==== Provided material ====

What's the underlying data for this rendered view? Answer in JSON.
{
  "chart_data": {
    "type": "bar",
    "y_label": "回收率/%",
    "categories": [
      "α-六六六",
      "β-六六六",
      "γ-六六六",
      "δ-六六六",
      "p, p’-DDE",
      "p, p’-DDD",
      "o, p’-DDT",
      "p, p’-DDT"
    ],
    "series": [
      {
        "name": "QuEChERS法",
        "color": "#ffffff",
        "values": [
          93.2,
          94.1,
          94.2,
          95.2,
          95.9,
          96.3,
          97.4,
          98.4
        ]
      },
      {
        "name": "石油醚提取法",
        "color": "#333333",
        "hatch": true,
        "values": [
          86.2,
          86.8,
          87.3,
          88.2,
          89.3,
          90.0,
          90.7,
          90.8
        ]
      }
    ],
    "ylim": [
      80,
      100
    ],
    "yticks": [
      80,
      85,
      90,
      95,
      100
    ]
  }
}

====

=== Exercise requirements ===
Retype all of the material above with every character intact.

=== Final answer ===
What's the underlying data for this rendered view? Answer in JSON.
{
  "chart_data": {
    "type": "bar",
    "y_label": "回收率/%",
    "categories": [
      "α-六六六",
      "β-六六六",
      "γ-六六六",
      "δ-六六六",
      "p, p’-DDE",
      "p, p’-DDD",
      "o, p’-DDT",
      "p, p’-DDT"
    ],
    "series": [
      {
        "name": "QuEChERS法",
        "color": "#ffffff",
        "values": [
          93.2,
          94.1,
          94.2,
          95.2,
          95.9,
          96.3,
          97.4,
          98.4
        ]
      },
      {
        "name": "石油醚提取法",
        "color": "#333333",
        "hatch": true,
        "values": [
          86.2,
          86.8,
          87.3,
          88.2,
          89.3,
          90.0,
          90.7,
          90.8
        ]
      }
    ],
    "ylim": [
      80,
      100
    ],
    "yticks": [
      80,
      85,
      90,
      95,
      100
    ]
  }
}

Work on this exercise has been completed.